— Begin —
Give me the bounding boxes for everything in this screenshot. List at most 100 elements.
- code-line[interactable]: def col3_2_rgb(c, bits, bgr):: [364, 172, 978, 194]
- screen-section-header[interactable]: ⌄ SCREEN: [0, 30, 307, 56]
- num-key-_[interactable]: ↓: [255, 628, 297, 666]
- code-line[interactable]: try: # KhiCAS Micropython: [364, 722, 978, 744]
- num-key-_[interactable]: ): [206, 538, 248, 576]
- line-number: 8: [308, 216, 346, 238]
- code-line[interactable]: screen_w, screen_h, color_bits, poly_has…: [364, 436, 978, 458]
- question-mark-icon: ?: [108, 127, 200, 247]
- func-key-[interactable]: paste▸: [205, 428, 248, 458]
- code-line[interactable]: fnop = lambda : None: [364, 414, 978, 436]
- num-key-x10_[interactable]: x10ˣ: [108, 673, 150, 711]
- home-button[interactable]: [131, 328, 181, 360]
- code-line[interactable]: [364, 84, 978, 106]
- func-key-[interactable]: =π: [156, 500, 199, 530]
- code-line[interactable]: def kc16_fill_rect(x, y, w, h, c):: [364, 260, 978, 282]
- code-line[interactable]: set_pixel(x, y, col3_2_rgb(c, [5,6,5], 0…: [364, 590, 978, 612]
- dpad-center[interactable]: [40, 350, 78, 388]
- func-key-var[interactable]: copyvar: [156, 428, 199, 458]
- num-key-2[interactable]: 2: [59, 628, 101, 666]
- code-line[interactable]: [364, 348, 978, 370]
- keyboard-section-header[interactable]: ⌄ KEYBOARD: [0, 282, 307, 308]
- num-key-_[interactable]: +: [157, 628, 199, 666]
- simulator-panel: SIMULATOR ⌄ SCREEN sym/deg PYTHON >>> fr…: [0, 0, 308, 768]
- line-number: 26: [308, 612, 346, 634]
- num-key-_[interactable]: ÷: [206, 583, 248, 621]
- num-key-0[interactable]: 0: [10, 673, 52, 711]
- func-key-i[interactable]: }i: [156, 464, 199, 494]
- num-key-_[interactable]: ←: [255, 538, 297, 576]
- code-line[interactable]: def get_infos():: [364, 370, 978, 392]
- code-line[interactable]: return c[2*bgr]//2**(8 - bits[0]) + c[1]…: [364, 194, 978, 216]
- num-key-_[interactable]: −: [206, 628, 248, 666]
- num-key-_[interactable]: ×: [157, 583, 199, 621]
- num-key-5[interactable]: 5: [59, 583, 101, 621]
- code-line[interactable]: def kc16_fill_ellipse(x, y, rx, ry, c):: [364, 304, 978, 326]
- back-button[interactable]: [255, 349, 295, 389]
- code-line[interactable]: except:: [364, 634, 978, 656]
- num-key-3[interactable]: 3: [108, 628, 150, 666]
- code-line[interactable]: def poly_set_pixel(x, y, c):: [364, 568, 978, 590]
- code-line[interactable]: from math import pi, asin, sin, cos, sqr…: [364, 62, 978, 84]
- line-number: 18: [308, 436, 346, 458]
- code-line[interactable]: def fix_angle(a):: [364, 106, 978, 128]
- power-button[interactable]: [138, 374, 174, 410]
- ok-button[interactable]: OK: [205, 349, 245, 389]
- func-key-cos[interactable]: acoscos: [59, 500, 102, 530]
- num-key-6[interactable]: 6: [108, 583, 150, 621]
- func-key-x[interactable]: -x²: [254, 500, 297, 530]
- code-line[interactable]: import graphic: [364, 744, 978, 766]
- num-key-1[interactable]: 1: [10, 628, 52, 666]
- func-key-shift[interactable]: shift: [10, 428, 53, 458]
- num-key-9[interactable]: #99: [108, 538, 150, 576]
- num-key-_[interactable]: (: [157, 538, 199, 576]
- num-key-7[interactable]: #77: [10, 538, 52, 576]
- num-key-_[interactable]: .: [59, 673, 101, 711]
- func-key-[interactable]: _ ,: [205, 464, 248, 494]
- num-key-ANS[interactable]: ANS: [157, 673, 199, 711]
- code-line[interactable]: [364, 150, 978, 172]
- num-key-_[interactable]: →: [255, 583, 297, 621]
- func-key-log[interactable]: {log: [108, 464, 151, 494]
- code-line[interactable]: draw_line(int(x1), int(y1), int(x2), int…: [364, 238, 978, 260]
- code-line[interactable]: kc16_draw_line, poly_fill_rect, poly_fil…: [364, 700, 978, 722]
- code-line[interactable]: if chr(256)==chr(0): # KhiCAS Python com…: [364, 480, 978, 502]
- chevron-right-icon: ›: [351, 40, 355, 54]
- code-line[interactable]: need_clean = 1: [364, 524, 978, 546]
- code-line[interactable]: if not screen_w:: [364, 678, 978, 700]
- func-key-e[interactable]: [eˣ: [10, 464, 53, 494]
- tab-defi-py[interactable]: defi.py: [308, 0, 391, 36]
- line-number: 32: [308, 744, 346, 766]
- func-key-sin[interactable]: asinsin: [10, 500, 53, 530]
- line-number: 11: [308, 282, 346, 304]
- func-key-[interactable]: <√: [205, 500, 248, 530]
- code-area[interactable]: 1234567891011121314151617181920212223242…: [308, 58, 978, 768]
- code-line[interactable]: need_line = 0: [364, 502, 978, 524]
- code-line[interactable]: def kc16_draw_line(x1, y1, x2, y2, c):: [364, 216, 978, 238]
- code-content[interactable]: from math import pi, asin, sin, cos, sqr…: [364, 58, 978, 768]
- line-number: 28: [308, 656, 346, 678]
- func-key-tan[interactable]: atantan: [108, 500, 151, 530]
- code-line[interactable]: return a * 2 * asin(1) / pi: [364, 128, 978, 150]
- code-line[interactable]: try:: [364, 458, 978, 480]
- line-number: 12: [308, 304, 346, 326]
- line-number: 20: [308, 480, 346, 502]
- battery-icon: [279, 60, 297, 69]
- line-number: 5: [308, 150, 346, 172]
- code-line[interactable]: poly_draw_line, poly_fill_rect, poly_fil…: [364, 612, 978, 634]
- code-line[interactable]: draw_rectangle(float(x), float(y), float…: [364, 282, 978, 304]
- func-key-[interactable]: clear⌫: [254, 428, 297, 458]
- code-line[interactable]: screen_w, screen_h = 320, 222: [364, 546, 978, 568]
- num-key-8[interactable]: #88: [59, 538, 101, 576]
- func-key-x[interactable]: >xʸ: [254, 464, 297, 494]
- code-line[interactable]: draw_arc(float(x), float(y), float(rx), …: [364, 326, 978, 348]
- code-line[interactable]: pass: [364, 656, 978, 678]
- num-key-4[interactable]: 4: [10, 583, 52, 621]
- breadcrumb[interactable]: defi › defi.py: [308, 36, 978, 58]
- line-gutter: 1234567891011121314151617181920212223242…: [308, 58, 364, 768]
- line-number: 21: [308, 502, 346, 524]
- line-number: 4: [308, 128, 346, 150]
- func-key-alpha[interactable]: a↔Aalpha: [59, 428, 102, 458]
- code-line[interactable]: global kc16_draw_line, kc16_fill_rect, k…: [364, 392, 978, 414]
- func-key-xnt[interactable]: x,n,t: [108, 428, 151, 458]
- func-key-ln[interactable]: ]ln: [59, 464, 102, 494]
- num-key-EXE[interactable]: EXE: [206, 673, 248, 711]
— End —
### Directions for this task
Rewrite the data above with every "code-line" switched to "source-line", keeping all else unchanged.

### Task answer
Give me the bounding boxes for everything in this screenshot. List at most 100 elements.
- source-line[interactable]: def col3_2_rgb(c, bits, bgr):: [364, 172, 978, 194]
- screen-section-header[interactable]: ⌄ SCREEN: [0, 30, 307, 56]
- num-key-_[interactable]: ↓: [255, 628, 297, 666]
- source-line[interactable]: try: # KhiCAS Micropython: [364, 722, 978, 744]
- num-key-_[interactable]: ): [206, 538, 248, 576]
- line-number: 8: [308, 216, 346, 238]
- source-line[interactable]: screen_w, screen_h, color_bits, poly_has…: [364, 436, 978, 458]
- question-mark-icon: ?: [108, 127, 200, 247]
- func-key-[interactable]: paste▸: [205, 428, 248, 458]
- source-line[interactable]: fnop = lambda : None: [364, 414, 978, 436]
- num-key-x10_[interactable]: x10ˣ: [108, 673, 150, 711]
- home-button[interactable]: [131, 328, 181, 360]
- source-line[interactable]: [364, 84, 978, 106]
- func-key-[interactable]: =π: [156, 500, 199, 530]
- source-line[interactable]: def kc16_fill_rect(x, y, w, h, c):: [364, 260, 978, 282]
- source-line[interactable]: set_pixel(x, y, col3_2_rgb(c, [5,6,5], 0…: [364, 590, 978, 612]
- dpad-center[interactable]: [40, 350, 78, 388]
- func-key-var[interactable]: copyvar: [156, 428, 199, 458]
- num-key-2[interactable]: 2: [59, 628, 101, 666]
- source-line[interactable]: [364, 348, 978, 370]
- keyboard-section-header[interactable]: ⌄ KEYBOARD: [0, 282, 307, 308]
- num-key-_[interactable]: +: [157, 628, 199, 666]
- simulator-panel: SIMULATOR ⌄ SCREEN sym/deg PYTHON >>> fr…: [0, 0, 308, 768]
- line-number: 26: [308, 612, 346, 634]
- num-key-_[interactable]: ÷: [206, 583, 248, 621]
- num-key-0[interactable]: 0: [10, 673, 52, 711]
- func-key-i[interactable]: }i: [156, 464, 199, 494]
- num-key-_[interactable]: ←: [255, 538, 297, 576]
- source-line[interactable]: def get_infos():: [364, 370, 978, 392]
- source-line[interactable]: return c[2*bgr]//2**(8 - bits[0]) + c[1]…: [364, 194, 978, 216]
- num-key-_[interactable]: −: [206, 628, 248, 666]
- num-key-_[interactable]: ×: [157, 583, 199, 621]
- num-key-5[interactable]: 5: [59, 583, 101, 621]
- source-line[interactable]: def kc16_fill_ellipse(x, y, rx, ry, c):: [364, 304, 978, 326]
- back-button[interactable]: [255, 349, 295, 389]
- source-line[interactable]: except:: [364, 634, 978, 656]
- num-key-3[interactable]: 3: [108, 628, 150, 666]
- source-line[interactable]: def poly_set_pixel(x, y, c):: [364, 568, 978, 590]
- source-line[interactable]: from math import pi, asin, sin, cos, sqr…: [364, 62, 978, 84]
- line-number: 18: [308, 436, 346, 458]
- source-line[interactable]: def fix_angle(a):: [364, 106, 978, 128]
- power-button[interactable]: [138, 374, 174, 410]
- ok-button[interactable]: OK: [205, 349, 245, 389]
- func-key-cos[interactable]: acoscos: [59, 500, 102, 530]
- num-key-6[interactable]: 6: [108, 583, 150, 621]
- func-key-x[interactable]: -x²: [254, 500, 297, 530]
- source-line[interactable]: import graphic: [364, 744, 978, 766]
- num-key-1[interactable]: 1: [10, 628, 52, 666]
- func-key-shift[interactable]: shift: [10, 428, 53, 458]
- num-key-9[interactable]: #99: [108, 538, 150, 576]
- num-key-_[interactable]: (: [157, 538, 199, 576]
- num-key-7[interactable]: #77: [10, 538, 52, 576]
- num-key-_[interactable]: .: [59, 673, 101, 711]
- func-key-[interactable]: _ ,: [205, 464, 248, 494]
- num-key-ANS[interactable]: ANS: [157, 673, 199, 711]
- source-line[interactable]: [364, 150, 978, 172]
- num-key-_[interactable]: →: [255, 583, 297, 621]
- func-key-log[interactable]: {log: [108, 464, 151, 494]
- source-line[interactable]: draw_line(int(x1), int(y1), int(x2), int…: [364, 238, 978, 260]
- source-line[interactable]: kc16_draw_line, poly_fill_rect, poly_fil…: [364, 700, 978, 722]
- source-line[interactable]: if chr(256)==chr(0): # KhiCAS Python com…: [364, 480, 978, 502]
- chevron-right-icon: ›: [351, 40, 355, 54]
- source-line[interactable]: need_clean = 1: [364, 524, 978, 546]
- source-line[interactable]: if not screen_w:: [364, 678, 978, 700]
- func-key-e[interactable]: [eˣ: [10, 464, 53, 494]
- tab-defi-py[interactable]: defi.py: [308, 0, 391, 36]
- line-number: 32: [308, 744, 346, 766]
- func-key-sin[interactable]: asinsin: [10, 500, 53, 530]
- line-number: 11: [308, 282, 346, 304]
- func-key-[interactable]: <√: [205, 500, 248, 530]
- code-area[interactable]: 1234567891011121314151617181920212223242…: [308, 58, 978, 768]
- source-line[interactable]: need_line = 0: [364, 502, 978, 524]
- source-line[interactable]: def kc16_draw_line(x1, y1, x2, y2, c):: [364, 216, 978, 238]
- code-content[interactable]: from math import pi, asin, sin, cos, sqr…: [364, 58, 978, 768]
- line-number: 28: [308, 656, 346, 678]
- func-key-tan[interactable]: atantan: [108, 500, 151, 530]
- source-line[interactable]: return a * 2 * asin(1) / pi: [364, 128, 978, 150]
- source-line[interactable]: try:: [364, 458, 978, 480]
- line-number: 12: [308, 304, 346, 326]
- line-number: 20: [308, 480, 346, 502]
- battery-icon: [279, 60, 297, 69]
- line-number: 5: [308, 150, 346, 172]
- source-line[interactable]: poly_draw_line, poly_fill_rect, poly_fil…: [364, 612, 978, 634]
- source-line[interactable]: draw_rectangle(float(x), float(y), float…: [364, 282, 978, 304]
- func-key-[interactable]: clear⌫: [254, 428, 297, 458]
- source-line[interactable]: screen_w, screen_h = 320, 222: [364, 546, 978, 568]
- num-key-8[interactable]: #88: [59, 538, 101, 576]
- func-key-x[interactable]: >xʸ: [254, 464, 297, 494]
- source-line[interactable]: draw_arc(float(x), float(y), float(rx), …: [364, 326, 978, 348]
- source-line[interactable]: pass: [364, 656, 978, 678]
- num-key-4[interactable]: 4: [10, 583, 52, 621]
- breadcrumb[interactable]: defi › defi.py: [308, 36, 978, 58]
- line-gutter: 1234567891011121314151617181920212223242…: [308, 58, 364, 768]
- line-number: 21: [308, 502, 346, 524]
- line-number: 4: [308, 128, 346, 150]
- func-key-alpha[interactable]: a↔Aalpha: [59, 428, 102, 458]
- source-line[interactable]: global kc16_draw_line, kc16_fill_rect, k…: [364, 392, 978, 414]
- func-key-xnt[interactable]: x,n,t: [108, 428, 151, 458]
- func-key-ln[interactable]: ]ln: [59, 464, 102, 494]
- num-key-EXE[interactable]: EXE: [206, 673, 248, 711]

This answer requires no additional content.